Review the material line by line. Identify and copy every line that contains the string "marker".

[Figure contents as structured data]
▽
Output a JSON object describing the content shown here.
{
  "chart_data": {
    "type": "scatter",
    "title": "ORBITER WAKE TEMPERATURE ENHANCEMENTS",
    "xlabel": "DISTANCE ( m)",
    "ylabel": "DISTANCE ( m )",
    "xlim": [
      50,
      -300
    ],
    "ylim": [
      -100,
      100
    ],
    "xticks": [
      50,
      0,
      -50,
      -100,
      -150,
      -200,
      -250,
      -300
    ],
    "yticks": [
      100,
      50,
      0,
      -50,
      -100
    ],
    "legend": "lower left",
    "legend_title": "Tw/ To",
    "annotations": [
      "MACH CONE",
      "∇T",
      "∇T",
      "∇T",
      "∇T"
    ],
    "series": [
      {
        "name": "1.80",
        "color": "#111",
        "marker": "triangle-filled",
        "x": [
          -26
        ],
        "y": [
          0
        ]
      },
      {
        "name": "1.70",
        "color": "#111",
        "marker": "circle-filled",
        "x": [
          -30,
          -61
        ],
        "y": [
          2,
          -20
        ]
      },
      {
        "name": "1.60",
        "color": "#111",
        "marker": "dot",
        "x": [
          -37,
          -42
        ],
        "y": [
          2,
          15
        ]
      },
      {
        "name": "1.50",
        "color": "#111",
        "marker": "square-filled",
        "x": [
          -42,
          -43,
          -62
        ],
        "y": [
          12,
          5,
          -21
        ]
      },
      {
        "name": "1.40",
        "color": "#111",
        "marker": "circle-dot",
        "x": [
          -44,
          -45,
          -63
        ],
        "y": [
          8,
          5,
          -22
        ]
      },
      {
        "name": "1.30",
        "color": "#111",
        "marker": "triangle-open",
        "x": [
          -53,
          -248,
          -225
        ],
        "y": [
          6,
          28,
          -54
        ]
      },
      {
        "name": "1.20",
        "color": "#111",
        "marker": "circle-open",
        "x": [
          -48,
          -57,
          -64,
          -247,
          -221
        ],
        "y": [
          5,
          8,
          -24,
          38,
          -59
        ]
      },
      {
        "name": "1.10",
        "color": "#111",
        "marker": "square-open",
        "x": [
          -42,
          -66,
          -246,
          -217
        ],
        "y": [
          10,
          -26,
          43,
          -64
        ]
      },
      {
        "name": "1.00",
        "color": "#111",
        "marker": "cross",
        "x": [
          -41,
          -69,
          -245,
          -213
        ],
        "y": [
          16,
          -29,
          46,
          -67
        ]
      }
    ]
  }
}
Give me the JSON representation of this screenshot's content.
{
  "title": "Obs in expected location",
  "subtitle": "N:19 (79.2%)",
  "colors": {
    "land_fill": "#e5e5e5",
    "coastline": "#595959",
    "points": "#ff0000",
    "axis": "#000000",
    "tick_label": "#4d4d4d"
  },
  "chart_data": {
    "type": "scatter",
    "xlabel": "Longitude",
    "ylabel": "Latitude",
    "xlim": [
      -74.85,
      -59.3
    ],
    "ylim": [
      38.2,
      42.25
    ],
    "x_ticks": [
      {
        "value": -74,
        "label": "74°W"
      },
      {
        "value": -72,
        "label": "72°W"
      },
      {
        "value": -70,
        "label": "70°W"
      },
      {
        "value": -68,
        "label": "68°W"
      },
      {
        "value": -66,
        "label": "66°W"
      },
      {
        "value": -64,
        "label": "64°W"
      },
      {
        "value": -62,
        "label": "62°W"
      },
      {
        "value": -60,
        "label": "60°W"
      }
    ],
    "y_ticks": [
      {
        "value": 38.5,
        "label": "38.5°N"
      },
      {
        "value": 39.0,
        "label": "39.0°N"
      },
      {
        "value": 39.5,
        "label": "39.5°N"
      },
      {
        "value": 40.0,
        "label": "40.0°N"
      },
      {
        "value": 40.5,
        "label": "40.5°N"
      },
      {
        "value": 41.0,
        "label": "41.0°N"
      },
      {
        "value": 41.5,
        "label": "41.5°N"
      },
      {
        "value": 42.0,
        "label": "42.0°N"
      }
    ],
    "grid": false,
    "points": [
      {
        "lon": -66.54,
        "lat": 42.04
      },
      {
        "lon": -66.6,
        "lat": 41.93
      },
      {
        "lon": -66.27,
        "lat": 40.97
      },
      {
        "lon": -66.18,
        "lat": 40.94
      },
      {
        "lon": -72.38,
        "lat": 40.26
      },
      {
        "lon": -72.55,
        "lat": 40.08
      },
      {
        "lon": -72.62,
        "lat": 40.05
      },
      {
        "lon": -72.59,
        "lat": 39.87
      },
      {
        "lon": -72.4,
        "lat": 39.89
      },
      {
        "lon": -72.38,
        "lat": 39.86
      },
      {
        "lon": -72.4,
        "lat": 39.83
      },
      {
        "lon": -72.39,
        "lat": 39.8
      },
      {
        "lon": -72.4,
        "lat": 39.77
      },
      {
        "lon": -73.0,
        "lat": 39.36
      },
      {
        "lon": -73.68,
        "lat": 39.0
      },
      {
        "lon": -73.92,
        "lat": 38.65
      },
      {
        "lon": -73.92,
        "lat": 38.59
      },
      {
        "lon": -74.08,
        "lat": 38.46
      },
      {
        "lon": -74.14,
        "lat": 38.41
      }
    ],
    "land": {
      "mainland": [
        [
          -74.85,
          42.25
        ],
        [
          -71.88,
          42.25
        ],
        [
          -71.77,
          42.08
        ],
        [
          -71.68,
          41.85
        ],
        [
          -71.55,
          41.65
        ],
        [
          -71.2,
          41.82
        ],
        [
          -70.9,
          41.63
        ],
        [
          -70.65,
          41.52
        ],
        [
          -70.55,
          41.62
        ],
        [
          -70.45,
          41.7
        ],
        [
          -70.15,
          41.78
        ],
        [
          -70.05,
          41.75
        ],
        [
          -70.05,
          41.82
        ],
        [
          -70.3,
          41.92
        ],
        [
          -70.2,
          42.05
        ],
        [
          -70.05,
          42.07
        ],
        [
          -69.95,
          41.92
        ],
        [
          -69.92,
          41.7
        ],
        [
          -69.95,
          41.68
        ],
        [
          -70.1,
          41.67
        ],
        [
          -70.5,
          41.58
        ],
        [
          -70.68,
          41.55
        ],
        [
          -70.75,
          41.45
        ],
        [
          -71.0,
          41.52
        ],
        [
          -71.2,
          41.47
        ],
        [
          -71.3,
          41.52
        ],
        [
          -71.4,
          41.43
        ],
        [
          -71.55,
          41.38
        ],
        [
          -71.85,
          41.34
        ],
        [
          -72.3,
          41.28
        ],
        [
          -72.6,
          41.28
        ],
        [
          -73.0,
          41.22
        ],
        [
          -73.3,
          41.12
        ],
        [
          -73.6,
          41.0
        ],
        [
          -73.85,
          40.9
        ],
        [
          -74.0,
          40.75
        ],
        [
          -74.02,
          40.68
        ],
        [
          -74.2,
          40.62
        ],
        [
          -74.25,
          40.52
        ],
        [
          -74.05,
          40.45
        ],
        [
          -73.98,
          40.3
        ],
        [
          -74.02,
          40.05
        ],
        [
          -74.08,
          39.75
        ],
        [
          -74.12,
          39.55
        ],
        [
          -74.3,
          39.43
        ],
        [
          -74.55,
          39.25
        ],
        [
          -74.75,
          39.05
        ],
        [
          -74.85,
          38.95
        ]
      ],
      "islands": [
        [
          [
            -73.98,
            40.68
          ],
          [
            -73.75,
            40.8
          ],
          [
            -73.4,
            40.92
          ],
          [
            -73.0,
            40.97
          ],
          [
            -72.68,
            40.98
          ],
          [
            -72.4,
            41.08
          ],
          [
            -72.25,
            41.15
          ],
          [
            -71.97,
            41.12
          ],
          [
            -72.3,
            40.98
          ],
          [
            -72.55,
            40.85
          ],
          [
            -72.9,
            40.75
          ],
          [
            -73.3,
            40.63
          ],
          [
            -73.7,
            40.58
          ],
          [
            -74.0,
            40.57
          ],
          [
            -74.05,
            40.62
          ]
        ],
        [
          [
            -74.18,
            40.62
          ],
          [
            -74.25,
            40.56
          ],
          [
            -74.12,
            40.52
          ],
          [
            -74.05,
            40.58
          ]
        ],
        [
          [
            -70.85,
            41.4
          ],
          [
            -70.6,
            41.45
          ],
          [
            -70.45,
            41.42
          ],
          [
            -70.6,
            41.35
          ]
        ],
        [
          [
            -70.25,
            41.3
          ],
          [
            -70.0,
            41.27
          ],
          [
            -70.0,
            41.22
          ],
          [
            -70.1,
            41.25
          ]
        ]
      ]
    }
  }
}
△
» **IN RESPONSE**
        "marker": "triangle-filled",
        "marker": "circle-filled",
        "marker": "dot",
        "marker": "square-filled",
        "marker": "circle-dot",
        "marker": "triangle-open",
        "marker": "circle-open",
        "marker": "square-open",
        "marker": "cross",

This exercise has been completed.